# [AIM OF THE EXERCISE]
Return each entry exactly, with none missing.

[Data records]
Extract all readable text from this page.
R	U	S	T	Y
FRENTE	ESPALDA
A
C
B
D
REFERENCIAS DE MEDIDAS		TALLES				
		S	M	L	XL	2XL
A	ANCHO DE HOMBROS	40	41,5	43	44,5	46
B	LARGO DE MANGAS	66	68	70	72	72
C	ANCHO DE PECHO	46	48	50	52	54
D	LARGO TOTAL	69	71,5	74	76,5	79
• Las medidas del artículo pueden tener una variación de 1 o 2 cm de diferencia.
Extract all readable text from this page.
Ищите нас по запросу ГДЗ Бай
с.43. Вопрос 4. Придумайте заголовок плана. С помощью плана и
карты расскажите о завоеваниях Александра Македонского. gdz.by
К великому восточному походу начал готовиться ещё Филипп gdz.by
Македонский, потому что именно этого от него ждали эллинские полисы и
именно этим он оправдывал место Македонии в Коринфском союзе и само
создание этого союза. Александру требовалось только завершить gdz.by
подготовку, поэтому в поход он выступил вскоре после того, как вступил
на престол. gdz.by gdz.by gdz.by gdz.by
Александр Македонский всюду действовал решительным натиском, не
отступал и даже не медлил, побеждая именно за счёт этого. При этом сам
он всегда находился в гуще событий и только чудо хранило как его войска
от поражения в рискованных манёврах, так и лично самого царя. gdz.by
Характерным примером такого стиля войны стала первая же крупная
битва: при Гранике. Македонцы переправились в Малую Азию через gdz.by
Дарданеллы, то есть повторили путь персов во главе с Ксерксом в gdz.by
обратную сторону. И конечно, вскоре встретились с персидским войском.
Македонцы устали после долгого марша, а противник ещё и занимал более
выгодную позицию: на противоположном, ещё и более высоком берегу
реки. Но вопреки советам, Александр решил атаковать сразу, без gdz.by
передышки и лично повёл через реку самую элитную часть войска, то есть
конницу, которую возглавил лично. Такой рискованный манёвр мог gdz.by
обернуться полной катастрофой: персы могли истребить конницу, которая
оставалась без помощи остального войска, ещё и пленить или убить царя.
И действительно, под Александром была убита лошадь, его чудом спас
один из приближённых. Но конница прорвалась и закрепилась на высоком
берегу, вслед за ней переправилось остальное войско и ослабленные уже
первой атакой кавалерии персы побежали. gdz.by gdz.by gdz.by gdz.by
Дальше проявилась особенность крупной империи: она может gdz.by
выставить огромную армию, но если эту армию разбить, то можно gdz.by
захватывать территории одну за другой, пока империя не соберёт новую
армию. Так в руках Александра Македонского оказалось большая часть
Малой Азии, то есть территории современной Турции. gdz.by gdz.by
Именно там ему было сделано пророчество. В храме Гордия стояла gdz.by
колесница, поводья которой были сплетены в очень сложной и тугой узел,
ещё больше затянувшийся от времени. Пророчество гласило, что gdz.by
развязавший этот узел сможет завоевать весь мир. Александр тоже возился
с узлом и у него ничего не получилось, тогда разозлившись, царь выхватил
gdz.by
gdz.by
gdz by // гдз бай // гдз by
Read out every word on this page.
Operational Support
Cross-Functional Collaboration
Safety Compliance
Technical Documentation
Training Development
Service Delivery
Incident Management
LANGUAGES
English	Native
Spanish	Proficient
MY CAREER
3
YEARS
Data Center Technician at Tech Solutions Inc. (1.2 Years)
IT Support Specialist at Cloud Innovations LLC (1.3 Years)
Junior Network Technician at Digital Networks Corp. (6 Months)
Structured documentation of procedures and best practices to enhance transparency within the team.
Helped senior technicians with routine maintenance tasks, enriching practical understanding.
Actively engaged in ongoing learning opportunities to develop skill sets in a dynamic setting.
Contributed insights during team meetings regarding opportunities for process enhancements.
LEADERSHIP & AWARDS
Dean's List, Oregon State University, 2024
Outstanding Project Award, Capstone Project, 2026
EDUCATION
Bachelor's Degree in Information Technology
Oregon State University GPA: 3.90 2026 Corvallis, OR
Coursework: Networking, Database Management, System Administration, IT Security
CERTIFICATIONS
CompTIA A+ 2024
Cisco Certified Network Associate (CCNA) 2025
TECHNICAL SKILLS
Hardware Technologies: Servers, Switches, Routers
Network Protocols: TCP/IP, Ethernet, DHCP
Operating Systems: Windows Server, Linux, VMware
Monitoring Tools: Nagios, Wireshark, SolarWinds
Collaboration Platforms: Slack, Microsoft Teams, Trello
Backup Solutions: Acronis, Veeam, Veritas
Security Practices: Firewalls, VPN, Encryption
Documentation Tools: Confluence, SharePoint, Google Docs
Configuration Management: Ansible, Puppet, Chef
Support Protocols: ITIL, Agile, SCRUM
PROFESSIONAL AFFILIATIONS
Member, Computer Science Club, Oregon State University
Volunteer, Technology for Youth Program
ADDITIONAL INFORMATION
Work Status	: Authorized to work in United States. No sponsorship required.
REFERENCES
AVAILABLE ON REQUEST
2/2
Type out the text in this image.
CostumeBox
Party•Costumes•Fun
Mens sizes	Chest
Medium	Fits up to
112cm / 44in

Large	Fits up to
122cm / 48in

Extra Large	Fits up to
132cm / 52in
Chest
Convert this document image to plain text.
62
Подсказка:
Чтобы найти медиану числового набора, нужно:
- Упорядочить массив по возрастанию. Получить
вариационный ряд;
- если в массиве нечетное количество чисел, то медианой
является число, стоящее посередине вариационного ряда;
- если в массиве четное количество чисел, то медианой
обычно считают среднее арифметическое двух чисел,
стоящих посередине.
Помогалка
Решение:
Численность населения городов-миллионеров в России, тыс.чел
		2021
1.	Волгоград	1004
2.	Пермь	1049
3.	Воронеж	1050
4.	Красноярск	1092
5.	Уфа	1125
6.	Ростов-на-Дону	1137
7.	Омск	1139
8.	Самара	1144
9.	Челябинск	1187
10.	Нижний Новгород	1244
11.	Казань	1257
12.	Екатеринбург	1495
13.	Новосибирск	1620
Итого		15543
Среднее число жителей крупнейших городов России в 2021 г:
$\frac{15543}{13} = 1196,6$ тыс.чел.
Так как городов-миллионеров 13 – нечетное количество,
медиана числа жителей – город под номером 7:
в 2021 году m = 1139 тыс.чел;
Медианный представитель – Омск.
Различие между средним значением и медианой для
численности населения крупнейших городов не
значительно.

# [ANSWER FOR THIS EXERCISE]
Extract all readable text from this page.
R	U	S	T	Y
FRENTE	ESPALDA
A
C
B
D
REFERENCIAS DE MEDIDAS		TALLES				
		S	M	L	XL	2XL
A	ANCHO DE HOMBROS	40	41,5	43	44,5	46
B	LARGO DE MANGAS	66	68	70	72	72
C	ANCHO DE PECHO	46	48	50	52	54
D	LARGO TOTAL	69	71,5	74	76,5	79
• Las medidas del artículo pueden tener una variación de 1 o 2 cm de diferencia.
Extract all readable text from this page.
Ищите нас по запросу ГДЗ Бай
с.43. Вопрос 4. Придумайте заголовок плана. С помощью плана и
карты расскажите о завоеваниях Александра Македонского. gdz.by
К великому восточному походу начал готовиться ещё Филипп gdz.by
Македонский, потому что именно этого от него ждали эллинские полисы и
именно этим он оправдывал место Македонии в Коринфском союзе и само
создание этого союза. Александру требовалось только завершить gdz.by
подготовку, поэтому в поход он выступил вскоре после того, как вступил
на престол. gdz.by gdz.by gdz.by gdz.by
Александр Македонский всюду действовал решительным натиском, не
отступал и даже не медлил, побеждая именно за счёт этого. При этом сам
он всегда находился в гуще событий и только чудо хранило как его войска
от поражения в рискованных манёврах, так и лично самого царя. gdz.by
Характерным примером такого стиля войны стала первая же крупная
битва: при Гранике. Македонцы переправились в Малую Азию через gdz.by
Дарданеллы, то есть повторили путь персов во главе с Ксерксом в gdz.by
обратную сторону. И конечно, вскоре встретились с персидским войском.
Македонцы устали после долгого марша, а противник ещё и занимал более
выгодную позицию: на противоположном, ещё и более высоком берегу
реки. Но вопреки советам, Александр решил атаковать сразу, без gdz.by
передышки и лично повёл через реку самую элитную часть войска, то есть
конницу, которую возглавил лично. Такой рискованный манёвр мог gdz.by
обернуться полной катастрофой: персы могли истребить конницу, которая
оставалась без помощи остального войска, ещё и пленить или убить царя.
И действительно, под Александром была убита лошадь, его чудом спас
один из приближённых. Но конница прорвалась и закрепилась на высоком
берегу, вслед за ней переправилось остальное войско и ослабленные уже
первой атакой кавалерии персы побежали. gdz.by gdz.by gdz.by gdz.by
Дальше проявилась особенность крупной империи: она может gdz.by
выставить огромную армию, но если эту армию разбить, то можно gdz.by
захватывать территории одну за другой, пока империя не соберёт новую
армию. Так в руках Александра Македонского оказалось большая часть
Малой Азии, то есть территории современной Турции. gdz.by gdz.by
Именно там ему было сделано пророчество. В храме Гордия стояла gdz.by
колесница, поводья которой были сплетены в очень сложной и тугой узел,
ещё больше затянувшийся от времени. Пророчество гласило, что gdz.by
развязавший этот узел сможет завоевать весь мир. Александр тоже возился
с узлом и у него ничего не получилось, тогда разозлившись, царь выхватил
gdz.by
gdz.by
gdz by // гдз бай // гдз by
Read out every word on this page.
Operational Support
Cross-Functional Collaboration
Safety Compliance
Technical Documentation
Training Development
Service Delivery
Incident Management
LANGUAGES
English	Native
Spanish	Proficient
MY CAREER
3
YEARS
Data Center Technician at Tech Solutions Inc. (1.2 Years)
IT Support Specialist at Cloud Innovations LLC (1.3 Years)
Junior Network Technician at Digital Networks Corp. (6 Months)
Structured documentation of procedures and best practices to enhance transparency within the team.
Helped senior technicians with routine maintenance tasks, enriching practical understanding.
Actively engaged in ongoing learning opportunities to develop skill sets in a dynamic setting.
Contributed insights during team meetings regarding opportunities for process enhancements.
LEADERSHIP & AWARDS
Dean's List, Oregon State University, 2024
Outstanding Project Award, Capstone Project, 2026
EDUCATION
Bachelor's Degree in Information Technology
Oregon State University GPA: 3.90 2026 Corvallis, OR
Coursework: Networking, Database Management, System Administration, IT Security
CERTIFICATIONS
CompTIA A+ 2024
Cisco Certified Network Associate (CCNA) 2025
TECHNICAL SKILLS
Hardware Technologies: Servers, Switches, Routers
Network Protocols: TCP/IP, Ethernet, DHCP
Operating Systems: Windows Server, Linux, VMware
Monitoring Tools: Nagios, Wireshark, SolarWinds
Collaboration Platforms: Slack, Microsoft Teams, Trello
Backup Solutions: Acronis, Veeam, Veritas
Security Practices: Firewalls, VPN, Encryption
Documentation Tools: Confluence, SharePoint, Google Docs
Configuration Management: Ansible, Puppet, Chef
Support Protocols: ITIL, Agile, SCRUM
PROFESSIONAL AFFILIATIONS
Member, Computer Science Club, Oregon State University
Volunteer, Technology for Youth Program
ADDITIONAL INFORMATION
Work Status	: Authorized to work in United States. No sponsorship required.
REFERENCES
AVAILABLE ON REQUEST
2/2
Type out the text in this image.
CostumeBox
Party•Costumes•Fun
Mens sizes	Chest
Medium	Fits up to
112cm / 44in

Large	Fits up to
122cm / 48in

Extra Large	Fits up to
132cm / 52in
Chest
Convert this document image to plain text.
62
Подсказка:
Чтобы найти медиану числового набора, нужно:
- Упорядочить массив по возрастанию. Получить
вариационный ряд;
- если в массиве нечетное количество чисел, то медианой
является число, стоящее посередине вариационного ряда;
- если в массиве четное количество чисел, то медианой
обычно считают среднее арифметическое двух чисел,
стоящих посередине.
Помогалка
Решение:
Численность населения городов-миллионеров в России, тыс.чел
		2021
1.	Волгоград	1004
2.	Пермь	1049
3.	Воронеж	1050
4.	Красноярск	1092
5.	Уфа	1125
6.	Ростов-на-Дону	1137
7.	Омск	1139
8.	Самара	1144
9.	Челябинск	1187
10.	Нижний Новгород	1244
11.	Казань	1257
12.	Екатеринбург	1495
13.	Новосибирск	1620
Итого		15543
Среднее число жителей крупнейших городов России в 2021 г:
$\frac{15543}{13} = 1196,6$ тыс.чел.
Так как городов-миллионеров 13 – нечетное количество,
медиана числа жителей – город под номером 7:
в 2021 году m = 1139 тыс.чел;
Медианный представитель – Омск.
Различие между средним значением и медианой для
численности населения крупнейших городов не
значительно.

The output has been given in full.